== PROBLEM REQUIREMENTS ==
Gather each line in the entries that includes the string "استاد".
>> Start
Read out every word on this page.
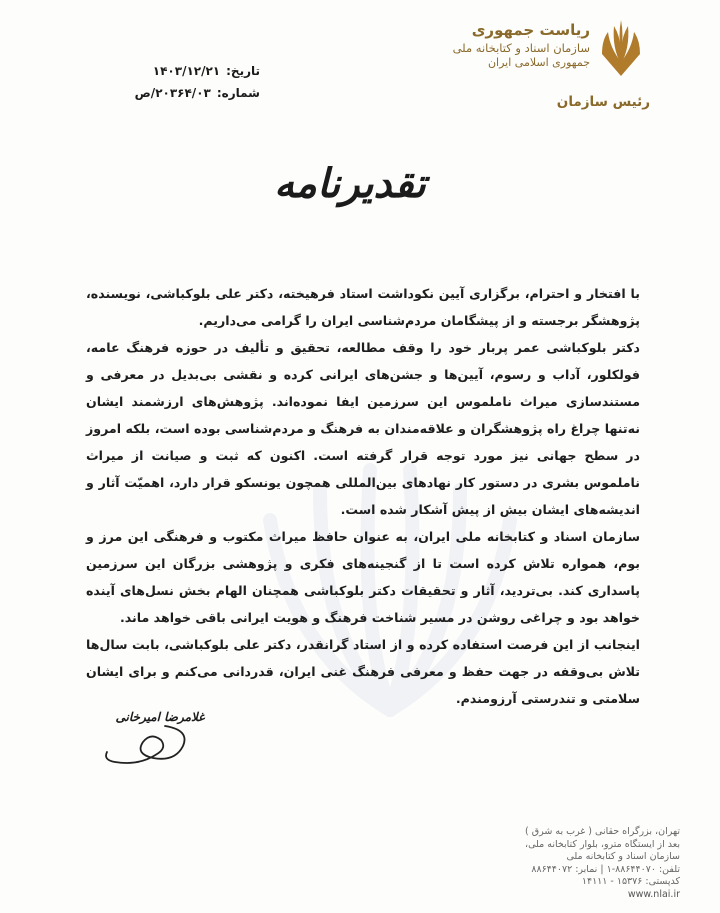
ریاست جمهوری
سازمان اسناد و کتابخانه ملی
جمهوری اسلامی ایران
رئیس سازمان
تاریخ:
۱۴۰۳/۱۲/۲۱
شماره:
۲۰۳۶۴/۰۳/ص
تقدیرنامه

با افتخار و احترام، برگزاری آیین نکوداشت استاد فرهیخته، دکتر علی بلوکباشی، نویسنده، پژوهشگر برجسته و از پیشگامان مردم‌شناسی ایران را گرامی می‌داریم.

دکتر بلوکباشی عمر پربار خود را وقف مطالعه، تحقیق و تألیف در حوزه فرهنگ عامه، فولکلور، آداب و رسوم، آیین‌ها و جشن‌های ایرانی کرده و نقشی بی‌بدیل در معرفی و مستندسازی میراث ناملموس این سرزمین ایفا نموده‌اند. پژوهش‌های ارزشمند ایشان نه‌تنها چراغ راه پژوهشگران و علاقه‌مندان به فرهنگ و مردم‌شناسی بوده است، بلکه امروز در سطح جهانی نیز مورد توجه قرار گرفته است. اکنون که ثبت و صیانت از میراث ناملموس بشری در دستور کار نهادهای بین‌المللی همچون یونسکو قرار دارد، اهمیّت آثار و اندیشه‌های ایشان بیش از پیش آشکار شده است.

سازمان اسناد و کتابخانه ملی ایران، به عنوان حافظ میراث مکتوب و فرهنگی این مرز و بوم، همواره تلاش کرده است تا از گنجینه‌های فکری و پژوهشی بزرگان این سرزمین پاسداری کند. بی‌تردید، آثار و تحقیقات دکتر بلوکباشی همچنان الهام بخش نسل‌های آینده خواهد بود و چراغی روشن در مسیر شناخت فرهنگ و هویت ایرانی باقی خواهد ماند.

اینجانب از این فرصت استفاده کرده و از استاد گرانقدر، دکتر علی بلوکباشی، بابت سال‌ها تلاش بی‌وقفه در جهت حفظ و معرفی فرهنگ غنی ایران، قدردانی می‌کنم و برای ایشان سلامتی و تندرستی آرزومندم.

غلامرضا امیرخانی
تهران، بزرگراه حقانی ( غرب به شرق )
بعد از ایستگاه مترو، بلوار کتابخانه ملی،
سازمان اسناد و کتابخانه ملی
تلفن: ۸۸۶۴۴۰۷۰-۱ | نمابر: ۸۸۶۴۴۰۷۲
کدپستی: ۱۵۳۷۶ - ۱۴۱۱۱
www.nlai.ir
>> End
== RESULT ==
با افتخار و احترام، برگزاری آیین نکوداشت استاد فرهیخته، دکتر علی بلوکباشی، نویسنده، پژوهشگر برجسته و از پیشگامان مردم‌شناسی ایران را گرامی می‌داریم.
اینجانب از این فرصت استفاده کرده و از استاد گرانقدر، دکتر علی بلوکباشی، بابت سال‌ها تلاش بی‌وقفه در جهت حفظ و معرفی فرهنگ غنی ایران، قدردانی می‌کنم و برای ایشان سلامتی و تندرستی آرزومندم.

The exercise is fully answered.